- _STATED EXERCISE_
Go through the listing beneath this task and return every line that carries the string "Receiving".

- _DATASET RECORDS_
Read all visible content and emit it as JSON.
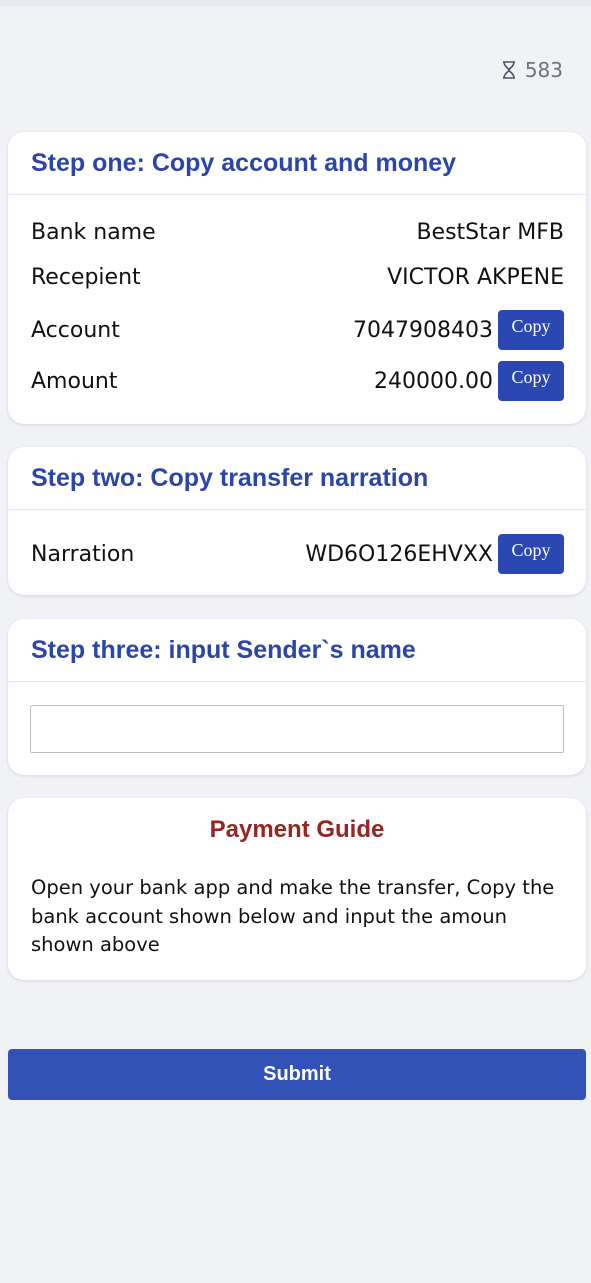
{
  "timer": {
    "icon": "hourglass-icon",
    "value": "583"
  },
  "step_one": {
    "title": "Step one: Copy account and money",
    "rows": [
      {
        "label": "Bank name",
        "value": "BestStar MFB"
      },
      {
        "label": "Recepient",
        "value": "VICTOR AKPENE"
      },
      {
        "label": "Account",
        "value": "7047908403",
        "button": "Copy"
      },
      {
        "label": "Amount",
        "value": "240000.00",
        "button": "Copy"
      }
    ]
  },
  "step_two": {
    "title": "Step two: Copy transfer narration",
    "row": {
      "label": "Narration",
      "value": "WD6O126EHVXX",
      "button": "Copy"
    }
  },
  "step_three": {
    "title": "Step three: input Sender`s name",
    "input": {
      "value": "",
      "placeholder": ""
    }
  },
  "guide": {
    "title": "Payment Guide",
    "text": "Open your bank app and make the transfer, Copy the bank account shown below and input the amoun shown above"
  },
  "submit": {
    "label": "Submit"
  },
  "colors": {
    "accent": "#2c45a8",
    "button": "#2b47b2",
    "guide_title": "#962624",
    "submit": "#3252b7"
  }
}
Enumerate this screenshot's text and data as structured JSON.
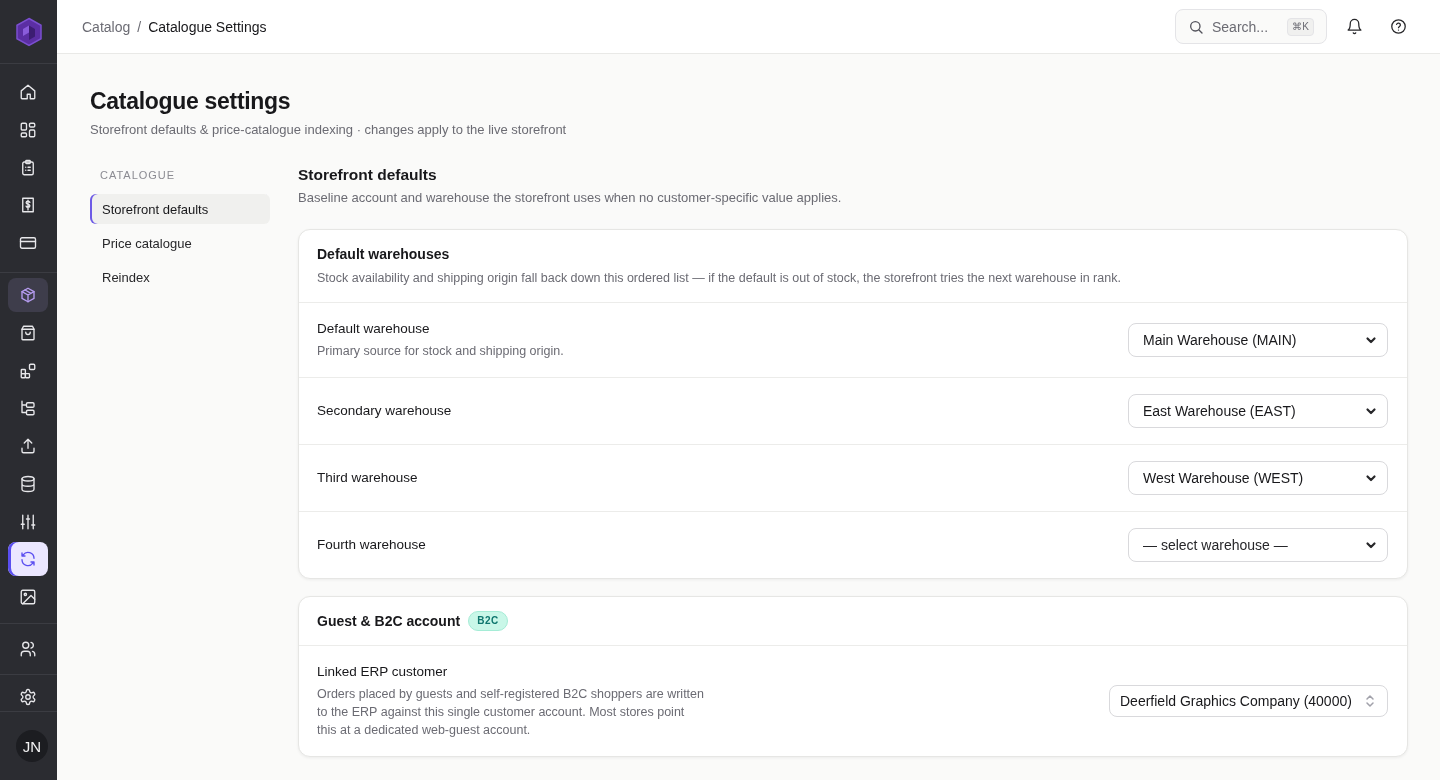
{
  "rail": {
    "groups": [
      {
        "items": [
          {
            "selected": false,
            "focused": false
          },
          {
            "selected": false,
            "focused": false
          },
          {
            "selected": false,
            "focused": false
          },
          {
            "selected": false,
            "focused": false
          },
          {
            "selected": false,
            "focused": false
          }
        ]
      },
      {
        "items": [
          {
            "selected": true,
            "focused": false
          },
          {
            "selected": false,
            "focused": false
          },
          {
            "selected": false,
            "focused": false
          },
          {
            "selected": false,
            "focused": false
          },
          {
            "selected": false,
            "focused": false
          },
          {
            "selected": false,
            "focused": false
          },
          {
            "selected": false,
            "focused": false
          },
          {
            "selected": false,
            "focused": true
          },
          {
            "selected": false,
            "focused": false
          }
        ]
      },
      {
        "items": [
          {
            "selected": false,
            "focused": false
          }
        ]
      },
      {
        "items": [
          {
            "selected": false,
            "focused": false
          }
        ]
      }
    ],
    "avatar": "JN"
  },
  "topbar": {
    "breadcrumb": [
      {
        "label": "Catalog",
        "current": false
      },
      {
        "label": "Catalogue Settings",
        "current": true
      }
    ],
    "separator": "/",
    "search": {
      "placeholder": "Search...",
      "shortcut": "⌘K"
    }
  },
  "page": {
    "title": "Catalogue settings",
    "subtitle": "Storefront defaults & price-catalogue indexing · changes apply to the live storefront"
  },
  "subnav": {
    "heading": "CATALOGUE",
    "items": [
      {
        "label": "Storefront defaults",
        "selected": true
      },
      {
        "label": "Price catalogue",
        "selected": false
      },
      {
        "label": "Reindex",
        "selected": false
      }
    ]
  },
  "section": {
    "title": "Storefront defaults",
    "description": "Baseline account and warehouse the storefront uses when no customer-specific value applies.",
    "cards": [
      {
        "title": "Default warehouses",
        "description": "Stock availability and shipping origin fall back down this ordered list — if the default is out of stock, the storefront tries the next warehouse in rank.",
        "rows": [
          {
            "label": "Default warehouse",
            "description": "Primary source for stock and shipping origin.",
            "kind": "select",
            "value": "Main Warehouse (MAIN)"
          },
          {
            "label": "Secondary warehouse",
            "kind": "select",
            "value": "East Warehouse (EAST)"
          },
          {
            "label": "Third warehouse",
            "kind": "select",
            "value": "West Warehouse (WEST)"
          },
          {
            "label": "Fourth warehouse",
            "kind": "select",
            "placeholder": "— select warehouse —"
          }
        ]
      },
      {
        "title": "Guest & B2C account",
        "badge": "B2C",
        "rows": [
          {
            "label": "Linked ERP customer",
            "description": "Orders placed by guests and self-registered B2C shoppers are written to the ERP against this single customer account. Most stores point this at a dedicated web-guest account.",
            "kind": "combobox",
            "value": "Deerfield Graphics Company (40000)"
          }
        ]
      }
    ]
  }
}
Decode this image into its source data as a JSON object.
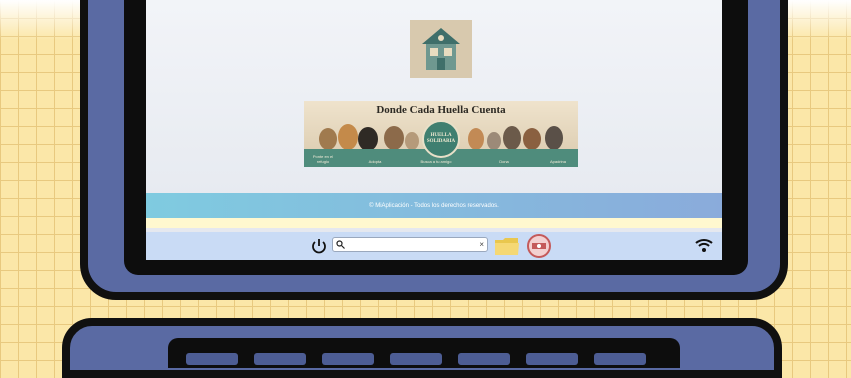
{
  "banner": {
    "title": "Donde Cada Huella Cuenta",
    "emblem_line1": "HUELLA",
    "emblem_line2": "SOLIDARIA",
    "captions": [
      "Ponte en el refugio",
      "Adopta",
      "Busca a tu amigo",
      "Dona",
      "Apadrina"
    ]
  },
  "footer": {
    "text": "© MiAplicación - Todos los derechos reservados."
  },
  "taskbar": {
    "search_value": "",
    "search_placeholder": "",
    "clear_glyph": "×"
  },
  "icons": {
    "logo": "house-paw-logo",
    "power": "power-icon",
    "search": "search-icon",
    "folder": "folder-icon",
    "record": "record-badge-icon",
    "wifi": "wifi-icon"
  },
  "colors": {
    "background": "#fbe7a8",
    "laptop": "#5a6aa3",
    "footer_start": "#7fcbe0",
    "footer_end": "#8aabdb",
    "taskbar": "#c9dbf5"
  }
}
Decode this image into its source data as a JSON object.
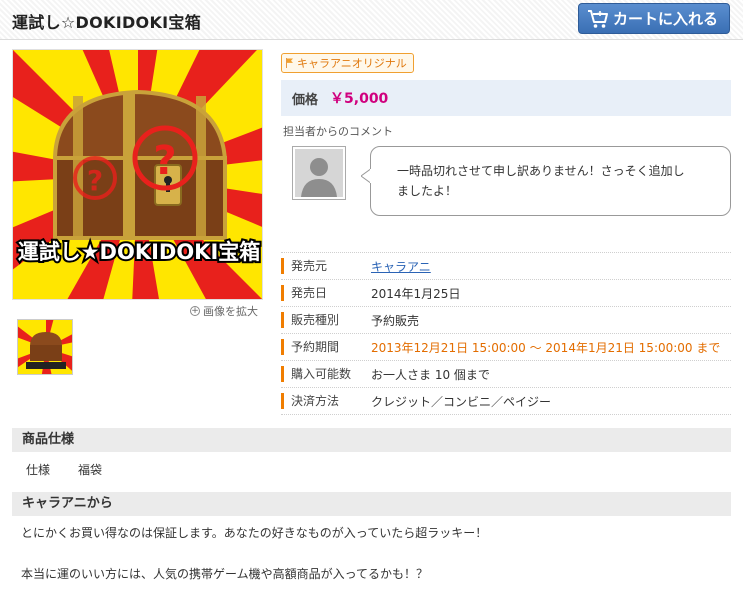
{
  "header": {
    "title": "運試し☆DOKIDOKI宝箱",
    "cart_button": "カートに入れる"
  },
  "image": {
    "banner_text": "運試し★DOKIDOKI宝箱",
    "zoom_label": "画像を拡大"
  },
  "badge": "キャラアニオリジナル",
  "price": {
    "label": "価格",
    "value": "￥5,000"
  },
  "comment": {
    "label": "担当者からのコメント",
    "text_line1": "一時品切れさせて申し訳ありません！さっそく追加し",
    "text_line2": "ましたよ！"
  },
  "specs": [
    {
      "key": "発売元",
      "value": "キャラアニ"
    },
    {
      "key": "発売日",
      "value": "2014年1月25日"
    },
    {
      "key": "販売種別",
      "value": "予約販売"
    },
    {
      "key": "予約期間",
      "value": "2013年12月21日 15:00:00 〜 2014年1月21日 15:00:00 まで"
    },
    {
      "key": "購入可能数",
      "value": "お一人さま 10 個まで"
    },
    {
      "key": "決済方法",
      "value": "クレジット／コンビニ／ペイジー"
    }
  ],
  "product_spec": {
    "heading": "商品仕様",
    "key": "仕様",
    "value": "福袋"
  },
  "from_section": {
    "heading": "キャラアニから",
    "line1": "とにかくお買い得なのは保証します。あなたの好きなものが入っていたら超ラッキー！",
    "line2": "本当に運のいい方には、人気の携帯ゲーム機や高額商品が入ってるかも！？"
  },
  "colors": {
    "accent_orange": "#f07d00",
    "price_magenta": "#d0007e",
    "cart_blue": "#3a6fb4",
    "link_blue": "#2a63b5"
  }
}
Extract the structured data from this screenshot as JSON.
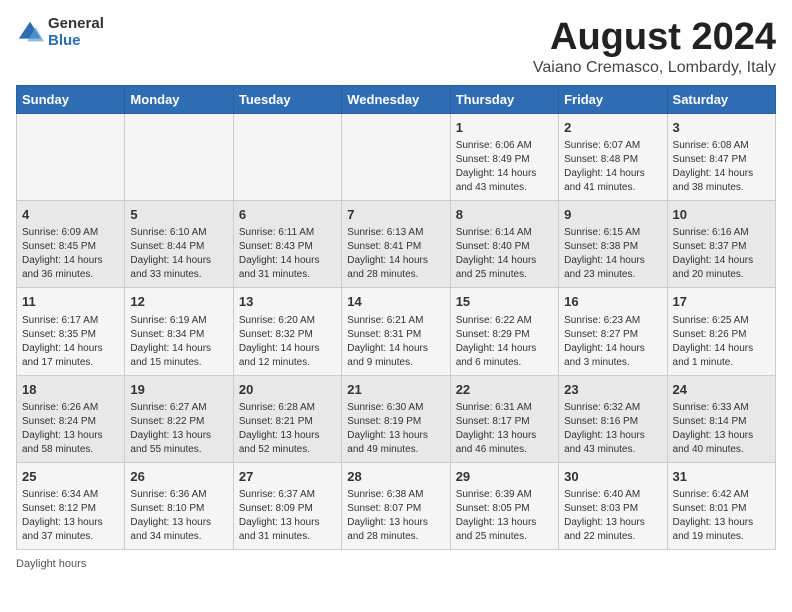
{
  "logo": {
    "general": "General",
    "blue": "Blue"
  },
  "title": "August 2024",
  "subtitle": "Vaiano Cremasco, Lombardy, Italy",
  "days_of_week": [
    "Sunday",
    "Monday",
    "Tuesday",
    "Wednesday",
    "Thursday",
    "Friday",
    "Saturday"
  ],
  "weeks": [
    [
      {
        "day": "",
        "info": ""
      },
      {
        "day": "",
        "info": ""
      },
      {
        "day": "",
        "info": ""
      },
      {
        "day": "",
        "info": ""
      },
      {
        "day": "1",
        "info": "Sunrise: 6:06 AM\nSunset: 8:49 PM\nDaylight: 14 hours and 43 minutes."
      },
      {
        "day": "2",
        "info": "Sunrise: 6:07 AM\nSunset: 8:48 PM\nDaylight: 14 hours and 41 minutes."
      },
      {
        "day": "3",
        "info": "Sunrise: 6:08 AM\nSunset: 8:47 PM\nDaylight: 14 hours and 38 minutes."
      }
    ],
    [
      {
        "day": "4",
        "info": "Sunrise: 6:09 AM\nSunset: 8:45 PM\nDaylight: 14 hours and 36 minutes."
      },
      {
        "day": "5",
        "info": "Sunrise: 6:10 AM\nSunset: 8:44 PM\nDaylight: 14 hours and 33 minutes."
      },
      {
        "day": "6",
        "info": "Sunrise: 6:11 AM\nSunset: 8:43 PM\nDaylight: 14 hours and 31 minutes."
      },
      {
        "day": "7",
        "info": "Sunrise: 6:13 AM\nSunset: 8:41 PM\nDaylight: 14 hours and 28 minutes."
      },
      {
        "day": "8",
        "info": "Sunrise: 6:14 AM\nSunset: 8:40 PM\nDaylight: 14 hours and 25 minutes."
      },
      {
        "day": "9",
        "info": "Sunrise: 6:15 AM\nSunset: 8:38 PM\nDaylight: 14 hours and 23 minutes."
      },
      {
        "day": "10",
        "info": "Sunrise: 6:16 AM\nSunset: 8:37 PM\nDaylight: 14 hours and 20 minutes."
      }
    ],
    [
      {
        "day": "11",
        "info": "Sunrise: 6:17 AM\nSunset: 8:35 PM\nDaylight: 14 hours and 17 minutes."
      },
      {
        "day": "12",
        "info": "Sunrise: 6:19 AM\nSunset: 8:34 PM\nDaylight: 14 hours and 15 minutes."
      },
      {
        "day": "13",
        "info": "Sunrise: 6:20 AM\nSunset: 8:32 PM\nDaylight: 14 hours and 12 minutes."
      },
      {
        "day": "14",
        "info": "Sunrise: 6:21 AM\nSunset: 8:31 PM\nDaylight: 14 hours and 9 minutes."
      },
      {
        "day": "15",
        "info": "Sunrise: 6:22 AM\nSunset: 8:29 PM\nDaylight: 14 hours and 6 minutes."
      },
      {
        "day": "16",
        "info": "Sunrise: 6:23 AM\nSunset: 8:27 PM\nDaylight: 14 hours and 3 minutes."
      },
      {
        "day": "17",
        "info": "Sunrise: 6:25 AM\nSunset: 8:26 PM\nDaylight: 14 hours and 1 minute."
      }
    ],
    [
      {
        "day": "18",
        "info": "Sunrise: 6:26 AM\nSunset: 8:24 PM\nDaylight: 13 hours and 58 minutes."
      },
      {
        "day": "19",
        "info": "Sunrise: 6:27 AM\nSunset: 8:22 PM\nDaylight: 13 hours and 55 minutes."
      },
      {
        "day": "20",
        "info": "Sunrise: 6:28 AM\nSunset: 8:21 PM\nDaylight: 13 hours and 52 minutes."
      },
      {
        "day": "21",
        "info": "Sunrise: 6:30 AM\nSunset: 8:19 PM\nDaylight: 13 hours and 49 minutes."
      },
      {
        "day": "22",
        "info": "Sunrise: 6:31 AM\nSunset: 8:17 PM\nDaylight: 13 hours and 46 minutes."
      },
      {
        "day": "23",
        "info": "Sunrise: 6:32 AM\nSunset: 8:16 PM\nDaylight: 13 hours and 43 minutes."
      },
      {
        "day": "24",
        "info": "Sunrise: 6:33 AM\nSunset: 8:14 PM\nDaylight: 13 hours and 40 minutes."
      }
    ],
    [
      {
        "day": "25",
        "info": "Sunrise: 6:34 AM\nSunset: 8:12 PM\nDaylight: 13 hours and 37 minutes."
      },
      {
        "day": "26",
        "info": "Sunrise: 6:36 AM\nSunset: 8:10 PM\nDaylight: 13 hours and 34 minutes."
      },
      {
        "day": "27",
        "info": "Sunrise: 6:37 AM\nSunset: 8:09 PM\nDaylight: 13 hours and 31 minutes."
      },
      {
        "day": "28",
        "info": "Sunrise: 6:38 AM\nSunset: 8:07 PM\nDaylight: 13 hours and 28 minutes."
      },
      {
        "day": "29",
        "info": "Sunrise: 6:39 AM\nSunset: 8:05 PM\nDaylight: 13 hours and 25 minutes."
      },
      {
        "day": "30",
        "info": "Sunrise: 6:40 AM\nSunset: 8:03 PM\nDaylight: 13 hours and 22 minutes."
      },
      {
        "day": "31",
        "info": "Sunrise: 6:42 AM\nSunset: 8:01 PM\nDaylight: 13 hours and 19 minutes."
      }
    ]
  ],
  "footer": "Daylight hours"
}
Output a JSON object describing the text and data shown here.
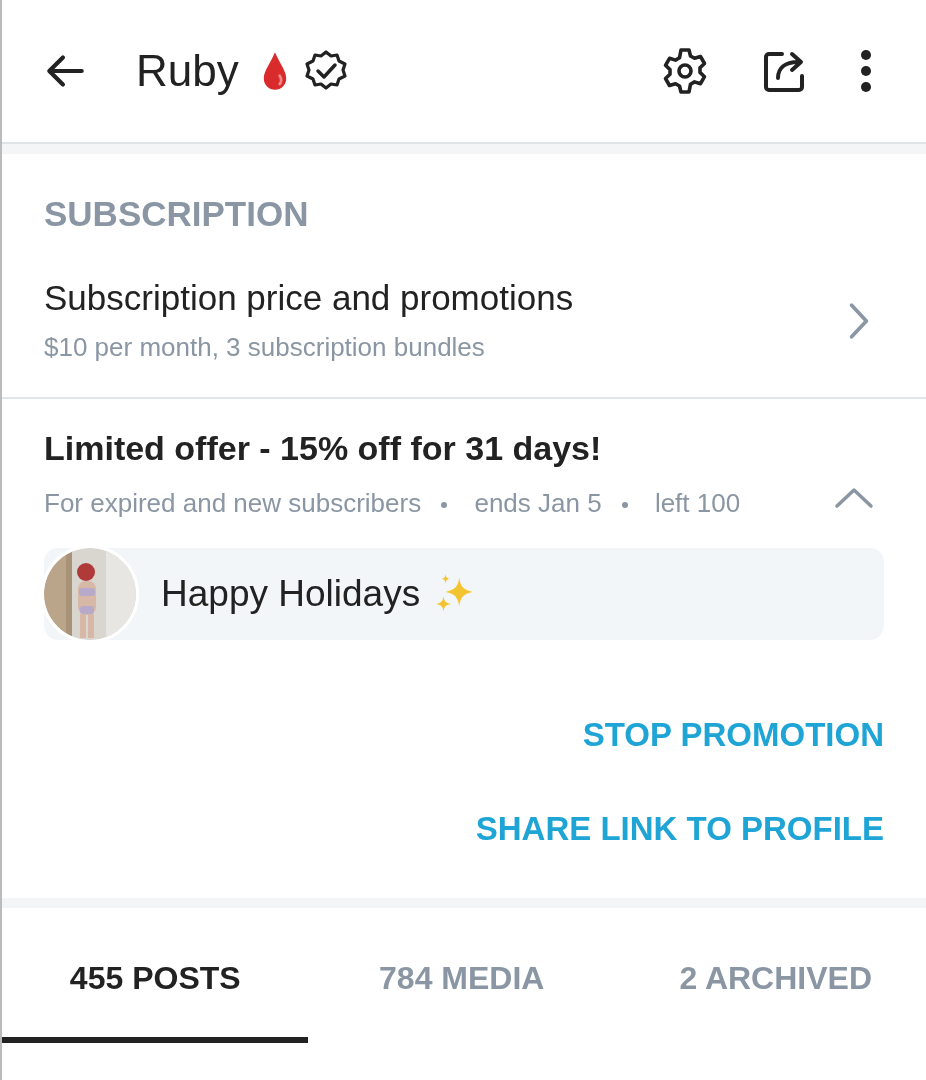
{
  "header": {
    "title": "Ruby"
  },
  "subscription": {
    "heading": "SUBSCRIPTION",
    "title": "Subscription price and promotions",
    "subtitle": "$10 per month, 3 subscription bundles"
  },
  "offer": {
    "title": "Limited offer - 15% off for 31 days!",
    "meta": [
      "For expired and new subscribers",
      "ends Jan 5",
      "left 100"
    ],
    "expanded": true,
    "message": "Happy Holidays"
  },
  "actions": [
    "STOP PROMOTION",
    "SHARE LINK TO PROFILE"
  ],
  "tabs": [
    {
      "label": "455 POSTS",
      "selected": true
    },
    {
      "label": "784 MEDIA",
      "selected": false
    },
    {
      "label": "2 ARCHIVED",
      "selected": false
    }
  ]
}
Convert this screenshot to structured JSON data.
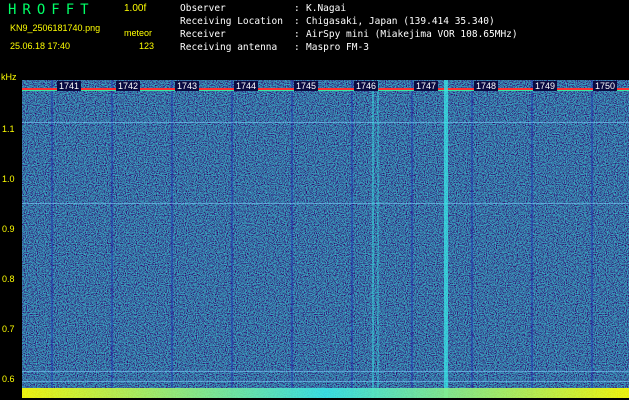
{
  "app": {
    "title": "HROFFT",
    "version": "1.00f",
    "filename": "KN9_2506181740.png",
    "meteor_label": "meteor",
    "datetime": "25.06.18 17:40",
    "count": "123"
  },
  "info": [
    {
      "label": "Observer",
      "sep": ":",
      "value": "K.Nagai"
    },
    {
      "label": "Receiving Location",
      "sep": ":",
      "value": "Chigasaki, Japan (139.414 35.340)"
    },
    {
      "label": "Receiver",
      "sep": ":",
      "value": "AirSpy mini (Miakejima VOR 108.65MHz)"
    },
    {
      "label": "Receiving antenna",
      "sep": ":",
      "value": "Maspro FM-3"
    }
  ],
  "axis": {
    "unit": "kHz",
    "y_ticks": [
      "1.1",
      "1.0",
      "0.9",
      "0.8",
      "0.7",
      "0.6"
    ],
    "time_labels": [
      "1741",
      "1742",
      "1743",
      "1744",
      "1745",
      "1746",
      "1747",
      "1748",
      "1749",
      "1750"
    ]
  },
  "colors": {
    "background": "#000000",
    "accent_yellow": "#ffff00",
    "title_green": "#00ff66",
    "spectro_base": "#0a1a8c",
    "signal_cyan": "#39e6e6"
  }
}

- _SOLUTION FOR THIS EXERCISE_
      "label": "Receiving Location",
      "label": "Receiving antenna",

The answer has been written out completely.